§ WHAT IS EXPECTED
Print the whole listing exactly.

# START OF EXERCISE MATERIALS

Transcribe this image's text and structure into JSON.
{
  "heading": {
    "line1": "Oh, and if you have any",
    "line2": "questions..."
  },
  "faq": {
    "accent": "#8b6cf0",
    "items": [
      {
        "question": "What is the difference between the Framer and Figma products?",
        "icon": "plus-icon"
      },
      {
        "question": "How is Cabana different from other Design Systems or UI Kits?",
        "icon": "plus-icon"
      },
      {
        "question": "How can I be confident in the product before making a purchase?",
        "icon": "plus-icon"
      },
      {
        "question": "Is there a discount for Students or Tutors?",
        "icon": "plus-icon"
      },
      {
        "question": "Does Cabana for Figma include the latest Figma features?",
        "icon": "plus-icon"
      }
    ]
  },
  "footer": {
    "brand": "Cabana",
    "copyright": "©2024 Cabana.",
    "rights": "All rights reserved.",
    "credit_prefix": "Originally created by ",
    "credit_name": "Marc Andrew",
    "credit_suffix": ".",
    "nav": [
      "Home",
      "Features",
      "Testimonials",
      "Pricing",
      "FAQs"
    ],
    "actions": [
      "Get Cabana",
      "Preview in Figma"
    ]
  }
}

# END OF EXERCISE MATERIALS

§ FINAL RESULT
Transcribe this image's text and structure into JSON.
{
  "heading": {
    "line1": "Oh, and if you have any",
    "line2": "questions..."
  },
  "faq": {
    "accent": "#8b6cf0",
    "items": [
      {
        "question": "What is the difference between the Framer and Figma products?",
        "icon": "plus-icon"
      },
      {
        "question": "How is Cabana different from other Design Systems or UI Kits?",
        "icon": "plus-icon"
      },
      {
        "question": "How can I be confident in the product before making a purchase?",
        "icon": "plus-icon"
      },
      {
        "question": "Is there a discount for Students or Tutors?",
        "icon": "plus-icon"
      },
      {
        "question": "Does Cabana for Figma include the latest Figma features?",
        "icon": "plus-icon"
      }
    ]
  },
  "footer": {
    "brand": "Cabana",
    "copyright": "©2024 Cabana.",
    "rights": "All rights reserved.",
    "credit_prefix": "Originally created by ",
    "credit_name": "Marc Andrew",
    "credit_suffix": ".",
    "nav": [
      "Home",
      "Features",
      "Testimonials",
      "Pricing",
      "FAQs"
    ],
    "actions": [
      "Get Cabana",
      "Preview in Figma"
    ]
  }
}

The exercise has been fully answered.